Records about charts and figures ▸
- - -
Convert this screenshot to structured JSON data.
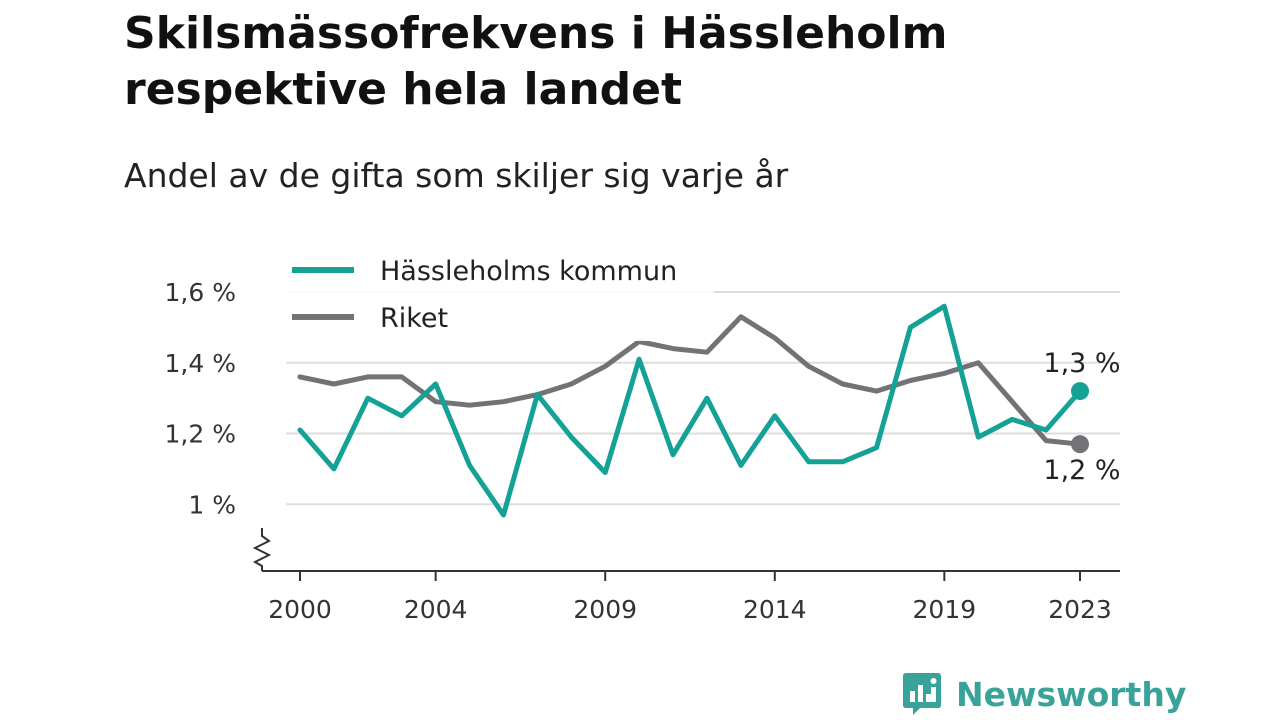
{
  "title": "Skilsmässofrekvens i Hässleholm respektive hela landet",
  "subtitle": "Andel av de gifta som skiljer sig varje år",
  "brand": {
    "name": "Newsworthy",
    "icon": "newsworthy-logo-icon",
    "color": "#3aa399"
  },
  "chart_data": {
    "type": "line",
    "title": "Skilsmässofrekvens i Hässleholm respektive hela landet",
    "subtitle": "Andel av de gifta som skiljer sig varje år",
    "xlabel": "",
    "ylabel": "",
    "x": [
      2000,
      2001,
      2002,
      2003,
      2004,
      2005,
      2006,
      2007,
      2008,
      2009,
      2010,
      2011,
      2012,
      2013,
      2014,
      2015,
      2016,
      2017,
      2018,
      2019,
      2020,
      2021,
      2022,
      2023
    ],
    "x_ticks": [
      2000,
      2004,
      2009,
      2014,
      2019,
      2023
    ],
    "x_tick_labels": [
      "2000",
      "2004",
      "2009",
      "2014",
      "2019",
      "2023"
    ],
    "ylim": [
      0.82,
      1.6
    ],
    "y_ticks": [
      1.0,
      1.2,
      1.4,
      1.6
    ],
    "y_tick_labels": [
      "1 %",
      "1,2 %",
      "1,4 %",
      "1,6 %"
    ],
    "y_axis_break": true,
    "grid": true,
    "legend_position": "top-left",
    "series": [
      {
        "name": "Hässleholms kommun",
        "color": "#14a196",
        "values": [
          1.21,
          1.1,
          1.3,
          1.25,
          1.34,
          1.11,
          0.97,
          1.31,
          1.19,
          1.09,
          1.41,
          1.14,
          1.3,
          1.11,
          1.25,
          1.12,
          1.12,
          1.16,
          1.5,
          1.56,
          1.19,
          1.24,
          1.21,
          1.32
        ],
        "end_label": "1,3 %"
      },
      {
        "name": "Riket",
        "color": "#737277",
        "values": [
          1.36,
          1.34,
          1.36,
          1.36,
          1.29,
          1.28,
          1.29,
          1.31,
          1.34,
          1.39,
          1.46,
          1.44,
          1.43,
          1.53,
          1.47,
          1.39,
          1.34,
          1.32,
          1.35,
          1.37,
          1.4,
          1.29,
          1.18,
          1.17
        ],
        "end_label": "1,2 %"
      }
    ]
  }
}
- - -
EXERCISE AIM ▸ Without the pictures, restate each entry exactly.

WORKED SOLUTION ▸
Convert this screenshot to structured JSON data.
{
  "title": "Skilsmässofrekvens i Hässleholm respektive hela landet",
  "subtitle": "Andel av de gifta som skiljer sig varje år",
  "brand": {
    "name": "Newsworthy",
    "icon": "newsworthy-logo-icon",
    "color": "#3aa399"
  },
  "chart_data": {
    "type": "line",
    "title": "Skilsmässofrekvens i Hässleholm respektive hela landet",
    "subtitle": "Andel av de gifta som skiljer sig varje år",
    "xlabel": "",
    "ylabel": "",
    "x": [
      2000,
      2001,
      2002,
      2003,
      2004,
      2005,
      2006,
      2007,
      2008,
      2009,
      2010,
      2011,
      2012,
      2013,
      2014,
      2015,
      2016,
      2017,
      2018,
      2019,
      2020,
      2021,
      2022,
      2023
    ],
    "x_ticks": [
      2000,
      2004,
      2009,
      2014,
      2019,
      2023
    ],
    "x_tick_labels": [
      "2000",
      "2004",
      "2009",
      "2014",
      "2019",
      "2023"
    ],
    "ylim": [
      0.82,
      1.6
    ],
    "y_ticks": [
      1.0,
      1.2,
      1.4,
      1.6
    ],
    "y_tick_labels": [
      "1 %",
      "1,2 %",
      "1,4 %",
      "1,6 %"
    ],
    "y_axis_break": true,
    "grid": true,
    "legend_position": "top-left",
    "series": [
      {
        "name": "Hässleholms kommun",
        "color": "#14a196",
        "values": [
          1.21,
          1.1,
          1.3,
          1.25,
          1.34,
          1.11,
          0.97,
          1.31,
          1.19,
          1.09,
          1.41,
          1.14,
          1.3,
          1.11,
          1.25,
          1.12,
          1.12,
          1.16,
          1.5,
          1.56,
          1.19,
          1.24,
          1.21,
          1.32
        ],
        "end_label": "1,3 %"
      },
      {
        "name": "Riket",
        "color": "#737277",
        "values": [
          1.36,
          1.34,
          1.36,
          1.36,
          1.29,
          1.28,
          1.29,
          1.31,
          1.34,
          1.39,
          1.46,
          1.44,
          1.43,
          1.53,
          1.47,
          1.39,
          1.34,
          1.32,
          1.35,
          1.37,
          1.4,
          1.29,
          1.18,
          1.17
        ],
        "end_label": "1,2 %"
      }
    ]
  }
}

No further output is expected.